== Passage provided ==
### Use this notebook to reproduce results of Tables 3, 4, 5 (except Yelp Colloquial since that uses the feature based patcher). 

In [1]:
%load_ext autoreload
%autoreload 2

#### Load in the model

In [None]:
from eval_utils import load_model

path_name = '/u/scr/smurty/LanguageExplanations/trained_models/t5-large-sst-override_exp-final'
model_obj = load_model(path_name, primary_mode='exp_applies_predictor')

Some weights of T5ForConditionalGenerationMultipleHeads were not initialized from the model checkpoint at t5-large and are newly initialized: ['encoder.embed_tokens.weight']
You should probably TRAIN this model on a down-stream task to be able to use it for predictions and inference.


primary mode: exp_applies_predictor
splicing parts from pretrained model


Some weights of T5ForConditionalGeneration were not initialized from the model checkpoint at t5-large and are newly initialized: ['encoder.embed_tokens.weight']
You should probably TRAIN this model on a down-stream task to be able to use it for predictions and inference.


#### Helper functions for applying a single patch, and applying multiple patches

In [None]:
from eval_utils import predict_stuff
import numpy as np
import itertools

def apply_patch_soft(exp_applies_probs, baseline_probs, label_clause):    
    x = np.array([label_clause]).repeat(len(baseline_probs), 0)
    #print(x.shape)
    
    applies_prob = exp_applies_probs[:, 1].reshape(-1, 1)
    #print(applies_prob)
    return applies_prob * x + (1 - applies_prob) * baseline_probs

def get_scores_multiple_patches_hard(data, cond_list, examine=False):
    no_exps = [('', ex) for ex in data[0]]
    no_exp_probs = predict_stuff(no_exps, [0]*len(no_exps), model_obj, 'p1', verbose=False, mode='task_predictor')
    cond_probs = []
    interpret_probs = []
    
    all_patched_probs = []
    for idx, (cond, label_clause) in enumerate(cond_list):
        print("Applying patch {}".format(cond))
        contextualized = [(cond, ex) for ex in data[0]]
        output_probs = predict_stuff(contextualized, itertools.repeat(0), model_obj, 'p1', verbose=False)
        cond_probs.append(np.log(output_probs[:, 1])) # log(p(c | x))

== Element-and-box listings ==
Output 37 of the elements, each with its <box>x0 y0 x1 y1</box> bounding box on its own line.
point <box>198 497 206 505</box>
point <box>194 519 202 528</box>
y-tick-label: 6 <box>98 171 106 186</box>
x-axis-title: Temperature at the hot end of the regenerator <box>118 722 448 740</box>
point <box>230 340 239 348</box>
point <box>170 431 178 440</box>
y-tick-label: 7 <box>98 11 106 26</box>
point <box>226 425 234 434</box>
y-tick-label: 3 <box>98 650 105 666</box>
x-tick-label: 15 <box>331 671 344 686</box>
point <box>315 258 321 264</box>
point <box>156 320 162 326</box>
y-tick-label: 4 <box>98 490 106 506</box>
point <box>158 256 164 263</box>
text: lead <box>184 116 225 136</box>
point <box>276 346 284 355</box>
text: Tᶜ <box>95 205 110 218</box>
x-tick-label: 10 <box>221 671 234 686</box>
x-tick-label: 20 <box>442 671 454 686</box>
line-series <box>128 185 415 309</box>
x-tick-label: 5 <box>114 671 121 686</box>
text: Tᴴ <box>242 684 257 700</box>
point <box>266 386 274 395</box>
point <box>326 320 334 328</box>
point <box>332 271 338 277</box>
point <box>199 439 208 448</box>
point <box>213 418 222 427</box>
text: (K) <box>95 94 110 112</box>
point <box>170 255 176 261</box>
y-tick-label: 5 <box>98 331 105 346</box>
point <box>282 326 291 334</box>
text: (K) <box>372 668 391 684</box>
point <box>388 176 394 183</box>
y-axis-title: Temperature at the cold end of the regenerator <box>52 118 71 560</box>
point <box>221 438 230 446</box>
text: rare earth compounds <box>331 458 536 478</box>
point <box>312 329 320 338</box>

== What this exercise asks ==
[A] Using the patching notebook, decide whether each statement agrees with it. Answer yes or no for each, and quote the words that decide it.
(i) The notebook reproduces the Yelp Colloquial results.
(ii) The model is loaded with its primary mode set to 'exp_applies_predictor'.
(iii) In apply_patch_soft, the applies probability comes from the second column of exp_applies_probs.
[B] Carry the patching notebook forward, continuing its code after the last line shown.

== Expected outputs ==
[A]
(i) No: "except Yelp Colloquial since that uses the feature based patcher"
(ii) Yes: "model_obj = load_model(path_name, primary_mode='exp_applies_predictor')"
(iii) Yes: "applies_prob = exp_applies_probs[:, 1].reshape(-1, 1)"

[B]
        patched_probs = apply_patch_soft(output_probs, no_exp_probs, label_clause) #Pr(y | x, lp)    
        all_patched_probs.append(patched_probs[:, 1])
        
    # pick best patch and apply it! 
    all_patched_probs = np.stack(all_patched_probs, axis=1) # D x P
    cond_probs = np.stack(cond_probs, axis=1) # D x P
    best_patches = np.argmax(cond_probs, axis=1) # D x l
    
    ptrue = np.array([p[idx] for p, idx in zip(all_patched_probs, best_patches)])
    pfalse = 1.0 - ptrue
    return no_exp_probs, np.stack([pfalse, ptrue]).T



#### Results for Yelp-Stars

In [None]:
from data_fns import get_yelp_stars
tests_yelp = {'yelp_stars': get_yelp_stars()}

In [None]:
no_exp, ours = get_scores_multiple_patches_hard(tests_yelp['yelp_stars'], 
                                 [('review gives 1 or 2 stars', [1,0]), ('review gives zero stars', [1,0])])

In [None]:
data = tests_yelp['yelp_stars']
print(np.mean(no_exp.argmax(axis=1) == data[1]))
print(np.mean(ours.argmax(axis=1) == data[1]))




#### Results for WCR data

In [None]:
import pickle
import pickle
with open('wcr.pickle', 'rb') as reader:
    dataset = pickle.load(reader)
    
explanations = [('review says fit is boxy',[1,0]),
               ("review contains words or phrases like needs to be returned", [1, 0]),
               ("review contains words or phrases like needs to be exchanged", [1,0])]
    
no_exp, ours = get_scores_multiple_patches_hard(dataset, explanations)


In [None]:
print(np.mean(no_exp.argmax(axis=1) == dataset[1]))
print(np.mean(ours.argmax(axis=1) == dataset[1]))

#### Tables 3 and Tables 4 (Controlling the model with patches on Yelp.)



In [None]:
from data_fns import get_yelp_data
# set conflicting to True for Table-4 and False for Table-3
d1 = get_yelp_data(conflicting=False)
print(len(d1))

In [None]:
def cond2label_dict(cond, orig_label):
    is_food = 'food' in cond
    is_good = 'good' in cond
    
    label_name2label = {'positive': 1, 'negative': 0, 'NAN': -1}
    if is_food:
        dict_to_use = [label for label in orig_label if label['category'] == 'food'][0]
    else:
        dict_to_use = [label for label in orig_label if label['category'] == 'service'][0]
    # aspect sentiment. does patch apply
    return label_name2label[dict_to_use['polarity']], int(label_name2label[dict_to_use['polarity']] == is_good)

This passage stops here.